>>>>>

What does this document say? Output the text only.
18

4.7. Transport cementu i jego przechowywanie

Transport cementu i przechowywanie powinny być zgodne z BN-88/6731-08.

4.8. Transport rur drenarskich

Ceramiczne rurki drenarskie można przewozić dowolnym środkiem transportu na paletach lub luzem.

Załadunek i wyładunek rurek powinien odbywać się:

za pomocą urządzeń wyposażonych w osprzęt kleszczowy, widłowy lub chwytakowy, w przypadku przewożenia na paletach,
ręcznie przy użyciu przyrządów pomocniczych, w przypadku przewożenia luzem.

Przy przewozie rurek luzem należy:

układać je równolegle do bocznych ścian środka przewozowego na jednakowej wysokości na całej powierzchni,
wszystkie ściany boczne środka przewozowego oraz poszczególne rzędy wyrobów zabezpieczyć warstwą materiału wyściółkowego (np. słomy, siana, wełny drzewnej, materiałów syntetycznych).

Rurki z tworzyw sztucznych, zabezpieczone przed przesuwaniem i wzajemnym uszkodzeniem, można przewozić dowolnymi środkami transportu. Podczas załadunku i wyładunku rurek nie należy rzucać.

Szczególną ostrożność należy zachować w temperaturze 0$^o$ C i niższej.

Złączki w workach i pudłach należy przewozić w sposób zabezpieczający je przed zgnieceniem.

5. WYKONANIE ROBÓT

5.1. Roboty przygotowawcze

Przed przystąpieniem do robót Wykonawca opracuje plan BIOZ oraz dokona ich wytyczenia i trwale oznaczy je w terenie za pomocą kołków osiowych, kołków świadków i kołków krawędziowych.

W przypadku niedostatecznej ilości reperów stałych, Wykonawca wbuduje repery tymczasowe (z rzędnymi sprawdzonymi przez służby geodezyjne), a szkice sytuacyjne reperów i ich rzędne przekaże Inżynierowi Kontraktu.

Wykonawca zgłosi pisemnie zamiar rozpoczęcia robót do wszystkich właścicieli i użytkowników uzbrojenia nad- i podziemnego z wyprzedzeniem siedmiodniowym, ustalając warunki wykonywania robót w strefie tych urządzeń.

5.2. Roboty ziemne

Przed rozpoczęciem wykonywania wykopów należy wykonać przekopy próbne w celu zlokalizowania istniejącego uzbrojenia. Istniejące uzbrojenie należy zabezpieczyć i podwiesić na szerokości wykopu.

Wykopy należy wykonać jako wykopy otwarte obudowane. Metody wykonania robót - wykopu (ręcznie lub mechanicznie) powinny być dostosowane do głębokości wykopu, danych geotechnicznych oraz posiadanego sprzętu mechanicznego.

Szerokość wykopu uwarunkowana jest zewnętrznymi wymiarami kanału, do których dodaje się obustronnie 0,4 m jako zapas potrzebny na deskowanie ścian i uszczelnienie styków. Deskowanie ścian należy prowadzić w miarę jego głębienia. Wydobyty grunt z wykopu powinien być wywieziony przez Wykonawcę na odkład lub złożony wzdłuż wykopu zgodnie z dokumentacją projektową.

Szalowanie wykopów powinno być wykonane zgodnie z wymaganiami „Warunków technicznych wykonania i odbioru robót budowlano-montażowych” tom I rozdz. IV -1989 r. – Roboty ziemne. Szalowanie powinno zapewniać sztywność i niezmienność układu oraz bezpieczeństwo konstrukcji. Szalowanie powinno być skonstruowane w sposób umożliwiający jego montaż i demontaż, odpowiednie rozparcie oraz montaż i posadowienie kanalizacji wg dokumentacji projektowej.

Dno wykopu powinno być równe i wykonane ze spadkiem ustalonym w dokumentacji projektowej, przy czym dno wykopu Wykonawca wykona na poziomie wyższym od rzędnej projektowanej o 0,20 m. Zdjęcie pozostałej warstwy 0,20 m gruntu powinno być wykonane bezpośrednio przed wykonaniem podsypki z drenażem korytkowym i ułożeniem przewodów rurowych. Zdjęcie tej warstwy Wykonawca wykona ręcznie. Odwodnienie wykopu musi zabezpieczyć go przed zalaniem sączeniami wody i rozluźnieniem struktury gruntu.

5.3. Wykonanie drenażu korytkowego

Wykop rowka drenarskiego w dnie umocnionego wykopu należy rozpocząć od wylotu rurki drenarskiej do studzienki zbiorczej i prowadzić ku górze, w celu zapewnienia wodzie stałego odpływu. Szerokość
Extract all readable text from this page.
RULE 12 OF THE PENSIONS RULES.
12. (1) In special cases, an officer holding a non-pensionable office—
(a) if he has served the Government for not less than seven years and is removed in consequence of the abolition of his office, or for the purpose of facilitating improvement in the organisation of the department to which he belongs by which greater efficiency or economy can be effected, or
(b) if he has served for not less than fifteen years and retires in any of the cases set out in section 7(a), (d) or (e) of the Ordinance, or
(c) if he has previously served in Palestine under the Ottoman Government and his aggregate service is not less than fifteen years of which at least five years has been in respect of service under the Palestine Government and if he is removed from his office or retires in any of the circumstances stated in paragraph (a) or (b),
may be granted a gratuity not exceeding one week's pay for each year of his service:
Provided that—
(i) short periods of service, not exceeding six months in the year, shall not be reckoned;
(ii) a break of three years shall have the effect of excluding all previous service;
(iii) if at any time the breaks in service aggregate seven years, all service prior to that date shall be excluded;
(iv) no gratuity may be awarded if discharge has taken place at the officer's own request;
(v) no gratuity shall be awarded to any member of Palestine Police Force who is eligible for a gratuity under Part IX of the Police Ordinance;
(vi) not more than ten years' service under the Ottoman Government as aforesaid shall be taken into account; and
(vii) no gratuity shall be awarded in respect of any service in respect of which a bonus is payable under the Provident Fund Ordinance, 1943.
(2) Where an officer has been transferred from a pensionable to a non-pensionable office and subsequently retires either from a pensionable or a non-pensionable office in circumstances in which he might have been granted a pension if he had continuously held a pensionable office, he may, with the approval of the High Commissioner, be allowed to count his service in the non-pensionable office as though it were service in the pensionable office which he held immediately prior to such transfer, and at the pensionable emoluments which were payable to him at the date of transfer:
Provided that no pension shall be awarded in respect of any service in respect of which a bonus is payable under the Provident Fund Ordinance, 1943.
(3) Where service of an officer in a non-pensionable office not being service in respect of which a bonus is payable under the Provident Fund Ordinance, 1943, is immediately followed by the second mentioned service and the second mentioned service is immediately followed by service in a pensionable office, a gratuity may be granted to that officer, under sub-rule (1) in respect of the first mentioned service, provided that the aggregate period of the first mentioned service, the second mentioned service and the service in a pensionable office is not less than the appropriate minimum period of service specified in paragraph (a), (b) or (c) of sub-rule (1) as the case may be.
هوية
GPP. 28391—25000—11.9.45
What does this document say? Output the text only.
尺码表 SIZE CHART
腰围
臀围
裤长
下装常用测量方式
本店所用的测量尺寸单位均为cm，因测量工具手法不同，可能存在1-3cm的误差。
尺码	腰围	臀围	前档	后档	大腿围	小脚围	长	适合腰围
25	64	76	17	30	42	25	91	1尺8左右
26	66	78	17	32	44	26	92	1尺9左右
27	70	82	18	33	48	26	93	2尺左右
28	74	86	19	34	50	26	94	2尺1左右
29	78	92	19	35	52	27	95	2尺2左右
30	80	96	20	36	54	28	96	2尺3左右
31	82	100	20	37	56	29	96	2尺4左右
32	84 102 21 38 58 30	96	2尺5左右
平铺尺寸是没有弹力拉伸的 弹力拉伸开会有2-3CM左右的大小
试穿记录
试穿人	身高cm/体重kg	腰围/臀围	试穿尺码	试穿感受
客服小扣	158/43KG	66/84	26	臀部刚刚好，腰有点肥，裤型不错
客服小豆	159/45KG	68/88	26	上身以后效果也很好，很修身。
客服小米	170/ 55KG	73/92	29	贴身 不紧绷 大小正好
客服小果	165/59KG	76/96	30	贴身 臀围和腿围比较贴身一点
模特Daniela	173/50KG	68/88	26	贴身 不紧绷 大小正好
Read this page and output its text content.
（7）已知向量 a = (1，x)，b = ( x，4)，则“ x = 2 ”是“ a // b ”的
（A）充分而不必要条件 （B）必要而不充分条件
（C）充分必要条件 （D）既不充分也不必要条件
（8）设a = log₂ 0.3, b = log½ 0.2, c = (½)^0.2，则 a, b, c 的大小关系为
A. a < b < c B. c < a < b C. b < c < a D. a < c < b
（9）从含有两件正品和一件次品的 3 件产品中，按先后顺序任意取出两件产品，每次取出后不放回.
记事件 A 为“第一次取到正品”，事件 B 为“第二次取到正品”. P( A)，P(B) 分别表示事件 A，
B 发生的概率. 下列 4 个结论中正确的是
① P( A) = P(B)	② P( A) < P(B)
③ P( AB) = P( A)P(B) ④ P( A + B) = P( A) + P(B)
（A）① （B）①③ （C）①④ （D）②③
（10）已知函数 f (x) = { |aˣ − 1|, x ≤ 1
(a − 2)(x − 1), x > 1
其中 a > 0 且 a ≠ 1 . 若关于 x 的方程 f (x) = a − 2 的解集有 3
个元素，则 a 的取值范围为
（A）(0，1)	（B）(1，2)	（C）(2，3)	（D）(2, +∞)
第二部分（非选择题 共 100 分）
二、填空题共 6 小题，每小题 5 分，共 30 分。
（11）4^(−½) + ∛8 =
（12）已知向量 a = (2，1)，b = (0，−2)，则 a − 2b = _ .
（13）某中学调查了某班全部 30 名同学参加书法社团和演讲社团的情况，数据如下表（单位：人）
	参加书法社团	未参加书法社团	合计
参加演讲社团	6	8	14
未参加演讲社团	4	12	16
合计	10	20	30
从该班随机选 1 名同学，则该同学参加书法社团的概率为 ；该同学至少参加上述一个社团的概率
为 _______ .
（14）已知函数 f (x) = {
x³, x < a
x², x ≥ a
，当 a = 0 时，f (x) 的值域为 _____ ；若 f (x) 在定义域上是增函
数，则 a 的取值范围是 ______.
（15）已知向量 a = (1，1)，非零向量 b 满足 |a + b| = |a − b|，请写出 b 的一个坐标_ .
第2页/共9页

<<<<<

● Given instruction
Copy each line above that contains the string "można".

● Exercise output
Ceramiczne rurki drenarskie można przewozić dowolnym środkiem transportu na paletach lub luzem.
Rurki z tworzyw sztucznych, zabezpieczone przed przesuwaniem i wzajemnym uszkodzeniem, można przewozić dowolnymi środkami transportu. Podczas załadunku i wyładunku rurek nie należy rzucać.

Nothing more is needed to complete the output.